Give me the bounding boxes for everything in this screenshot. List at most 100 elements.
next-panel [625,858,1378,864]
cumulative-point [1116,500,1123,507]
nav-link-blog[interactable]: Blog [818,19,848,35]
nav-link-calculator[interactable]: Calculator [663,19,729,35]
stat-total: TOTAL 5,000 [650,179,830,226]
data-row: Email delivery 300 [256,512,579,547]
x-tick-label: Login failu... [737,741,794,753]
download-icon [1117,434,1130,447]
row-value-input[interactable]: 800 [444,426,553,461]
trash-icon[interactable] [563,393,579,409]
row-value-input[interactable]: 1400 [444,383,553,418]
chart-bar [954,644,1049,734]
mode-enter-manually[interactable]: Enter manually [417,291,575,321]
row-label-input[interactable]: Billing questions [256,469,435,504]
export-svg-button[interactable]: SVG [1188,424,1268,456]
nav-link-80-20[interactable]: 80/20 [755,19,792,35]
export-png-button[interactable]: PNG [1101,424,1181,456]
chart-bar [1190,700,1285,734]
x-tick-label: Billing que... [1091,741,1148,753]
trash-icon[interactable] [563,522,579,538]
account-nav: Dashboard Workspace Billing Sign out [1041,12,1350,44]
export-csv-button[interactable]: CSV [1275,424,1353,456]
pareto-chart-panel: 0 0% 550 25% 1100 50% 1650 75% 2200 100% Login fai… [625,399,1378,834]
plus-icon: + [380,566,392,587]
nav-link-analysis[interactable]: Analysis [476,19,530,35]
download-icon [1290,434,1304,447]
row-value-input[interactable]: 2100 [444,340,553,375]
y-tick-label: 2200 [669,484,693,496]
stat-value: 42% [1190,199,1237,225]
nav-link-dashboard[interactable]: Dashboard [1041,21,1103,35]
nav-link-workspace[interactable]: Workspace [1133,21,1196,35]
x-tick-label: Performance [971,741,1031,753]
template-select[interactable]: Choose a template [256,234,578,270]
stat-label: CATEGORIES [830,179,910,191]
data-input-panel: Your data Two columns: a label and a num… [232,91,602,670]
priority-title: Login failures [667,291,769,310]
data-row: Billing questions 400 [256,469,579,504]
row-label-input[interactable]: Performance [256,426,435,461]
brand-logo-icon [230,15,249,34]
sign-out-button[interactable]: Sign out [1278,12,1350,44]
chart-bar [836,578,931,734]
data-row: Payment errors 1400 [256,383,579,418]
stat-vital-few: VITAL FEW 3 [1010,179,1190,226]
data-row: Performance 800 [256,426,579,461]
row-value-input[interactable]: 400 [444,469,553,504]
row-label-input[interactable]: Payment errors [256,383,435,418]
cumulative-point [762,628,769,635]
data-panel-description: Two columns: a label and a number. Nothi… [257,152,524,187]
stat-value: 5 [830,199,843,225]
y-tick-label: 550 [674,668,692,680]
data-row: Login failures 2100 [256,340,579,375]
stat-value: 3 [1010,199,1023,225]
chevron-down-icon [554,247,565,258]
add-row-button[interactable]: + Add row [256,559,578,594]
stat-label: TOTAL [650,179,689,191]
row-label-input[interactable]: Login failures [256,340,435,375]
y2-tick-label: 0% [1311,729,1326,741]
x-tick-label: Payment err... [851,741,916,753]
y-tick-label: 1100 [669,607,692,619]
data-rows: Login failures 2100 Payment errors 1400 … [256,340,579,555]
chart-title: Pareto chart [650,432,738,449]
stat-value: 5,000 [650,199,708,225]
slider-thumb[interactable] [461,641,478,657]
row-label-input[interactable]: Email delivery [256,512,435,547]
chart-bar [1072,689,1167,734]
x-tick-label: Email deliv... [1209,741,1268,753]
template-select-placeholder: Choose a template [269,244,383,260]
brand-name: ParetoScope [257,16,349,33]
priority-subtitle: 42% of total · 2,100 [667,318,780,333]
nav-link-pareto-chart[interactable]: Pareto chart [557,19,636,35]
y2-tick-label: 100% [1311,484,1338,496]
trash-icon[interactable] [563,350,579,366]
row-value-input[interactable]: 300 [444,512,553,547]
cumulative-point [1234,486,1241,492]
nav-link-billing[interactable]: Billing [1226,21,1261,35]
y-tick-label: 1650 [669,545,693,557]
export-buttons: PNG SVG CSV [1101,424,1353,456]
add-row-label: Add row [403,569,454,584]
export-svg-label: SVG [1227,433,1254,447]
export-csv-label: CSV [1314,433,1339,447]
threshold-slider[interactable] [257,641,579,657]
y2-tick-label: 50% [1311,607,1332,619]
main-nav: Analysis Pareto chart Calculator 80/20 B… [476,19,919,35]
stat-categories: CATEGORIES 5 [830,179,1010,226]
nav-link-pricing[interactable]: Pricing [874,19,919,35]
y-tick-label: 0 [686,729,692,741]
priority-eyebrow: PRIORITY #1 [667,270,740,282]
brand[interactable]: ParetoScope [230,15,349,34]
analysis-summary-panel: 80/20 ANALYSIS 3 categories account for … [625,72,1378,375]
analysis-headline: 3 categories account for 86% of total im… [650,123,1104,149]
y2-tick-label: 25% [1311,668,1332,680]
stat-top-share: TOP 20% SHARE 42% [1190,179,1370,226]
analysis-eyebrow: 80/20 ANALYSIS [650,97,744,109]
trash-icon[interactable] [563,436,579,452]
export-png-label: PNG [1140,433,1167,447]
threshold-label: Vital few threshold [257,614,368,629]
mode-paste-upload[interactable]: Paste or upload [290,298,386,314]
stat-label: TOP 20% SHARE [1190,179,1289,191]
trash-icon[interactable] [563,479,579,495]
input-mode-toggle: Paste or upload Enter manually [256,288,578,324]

◆ Exercise: Edit the data above so that each "trash-icon" becomes "delete-icon", and keep every other line and character as it is.

◆ Exercise result:
Give me the bounding boxes for everything in this screenshot. List at most 100 elements.
next-panel [625,858,1378,864]
cumulative-point [1116,500,1123,507]
nav-link-blog[interactable]: Blog [818,19,848,35]
nav-link-calculator[interactable]: Calculator [663,19,729,35]
stat-total: TOTAL 5,000 [650,179,830,226]
data-row: Email delivery 300 [256,512,579,547]
x-tick-label: Login failu... [737,741,794,753]
download-icon [1117,434,1130,447]
row-value-input[interactable]: 800 [444,426,553,461]
delete-icon[interactable] [563,393,579,409]
row-value-input[interactable]: 1400 [444,383,553,418]
chart-bar [954,644,1049,734]
mode-enter-manually[interactable]: Enter manually [417,291,575,321]
row-label-input[interactable]: Billing questions [256,469,435,504]
export-svg-button[interactable]: SVG [1188,424,1268,456]
nav-link-80-20[interactable]: 80/20 [755,19,792,35]
export-png-button[interactable]: PNG [1101,424,1181,456]
chart-bar [1190,700,1285,734]
x-tick-label: Billing que... [1091,741,1148,753]
delete-icon[interactable] [563,522,579,538]
account-nav: Dashboard Workspace Billing Sign out [1041,12,1350,44]
export-csv-button[interactable]: CSV [1275,424,1353,456]
pareto-chart-panel: 0 0% 550 25% 1100 50% 1650 75% 2200 100% Login fai… [625,399,1378,834]
plus-icon: + [380,566,392,587]
nav-link-analysis[interactable]: Analysis [476,19,530,35]
download-icon [1290,434,1304,447]
row-value-input[interactable]: 2100 [444,340,553,375]
y-tick-label: 2200 [669,484,693,496]
stat-value: 42% [1190,199,1237,225]
nav-link-dashboard[interactable]: Dashboard [1041,21,1103,35]
nav-link-workspace[interactable]: Workspace [1133,21,1196,35]
x-tick-label: Performance [971,741,1031,753]
template-select[interactable]: Choose a template [256,234,578,270]
stat-label: CATEGORIES [830,179,910,191]
data-input-panel: Your data Two columns: a label and a num… [232,91,602,670]
priority-title: Login failures [667,291,769,310]
data-row: Billing questions 400 [256,469,579,504]
row-label-input[interactable]: Performance [256,426,435,461]
brand-logo-icon [230,15,249,34]
sign-out-button[interactable]: Sign out [1278,12,1350,44]
chart-bar [836,578,931,734]
data-row: Payment errors 1400 [256,383,579,418]
stat-vital-few: VITAL FEW 3 [1010,179,1190,226]
data-row: Performance 800 [256,426,579,461]
row-value-input[interactable]: 400 [444,469,553,504]
row-label-input[interactable]: Payment errors [256,383,435,418]
cumulative-point [762,628,769,635]
data-panel-description: Two columns: a label and a number. Nothi… [257,152,524,187]
stat-value: 5 [830,199,843,225]
y-tick-label: 550 [674,668,692,680]
data-row: Login failures 2100 [256,340,579,375]
stat-value: 3 [1010,199,1023,225]
chevron-down-icon [554,247,565,258]
add-row-button[interactable]: + Add row [256,559,578,594]
stat-label: TOTAL [650,179,689,191]
row-label-input[interactable]: Login failures [256,340,435,375]
y2-tick-label: 0% [1311,729,1326,741]
x-tick-label: Payment err... [851,741,916,753]
y-tick-label: 1100 [669,607,692,619]
data-rows: Login failures 2100 Payment errors 1400 … [256,340,579,555]
chart-title: Pareto chart [650,432,738,449]
stat-value: 5,000 [650,199,708,225]
slider-thumb[interactable] [461,641,478,657]
row-label-input[interactable]: Email delivery [256,512,435,547]
chart-bar [1072,689,1167,734]
x-tick-label: Email deliv... [1209,741,1268,753]
template-select-placeholder: Choose a template [269,244,383,260]
brand-name: ParetoScope [257,16,349,33]
priority-subtitle: 42% of total · 2,100 [667,318,780,333]
nav-link-pareto-chart[interactable]: Pareto chart [557,19,636,35]
y2-tick-label: 100% [1311,484,1338,496]
delete-icon[interactable] [563,350,579,366]
row-value-input[interactable]: 300 [444,512,553,547]
cumulative-point [1234,486,1241,492]
nav-link-billing[interactable]: Billing [1226,21,1261,35]
y-tick-label: 1650 [669,545,693,557]
export-buttons: PNG SVG CSV [1101,424,1353,456]
add-row-label: Add row [403,569,454,584]
export-svg-label: SVG [1227,433,1254,447]
export-csv-label: CSV [1314,433,1339,447]
threshold-slider[interactable] [257,641,579,657]
y2-tick-label: 50% [1311,607,1332,619]
main-nav: Analysis Pareto chart Calculator 80/20 B… [476,19,919,35]
stat-categories: CATEGORIES 5 [830,179,1010,226]
nav-link-pricing[interactable]: Pricing [874,19,919,35]
y-tick-label: 0 [686,729,692,741]
priority-eyebrow: PRIORITY #1 [667,270,740,282]
brand[interactable]: ParetoScope [230,15,349,34]
analysis-summary-panel: 80/20 ANALYSIS 3 categories account for … [625,72,1378,375]
analysis-headline: 3 categories account for 86% of total im… [650,123,1104,149]
y2-tick-label: 25% [1311,668,1332,680]
stat-top-share: TOP 20% SHARE 42% [1190,179,1370,226]
analysis-eyebrow: 80/20 ANALYSIS [650,97,744,109]
delete-icon[interactable] [563,436,579,452]
export-png-label: PNG [1140,433,1167,447]
threshold-label: Vital few threshold [257,614,368,629]
mode-paste-upload[interactable]: Paste or upload [290,298,386,314]
stat-label: TOP 20% SHARE [1190,179,1289,191]
delete-icon[interactable] [563,479,579,495]
input-mode-toggle: Paste or upload Enter manually [256,288,578,324]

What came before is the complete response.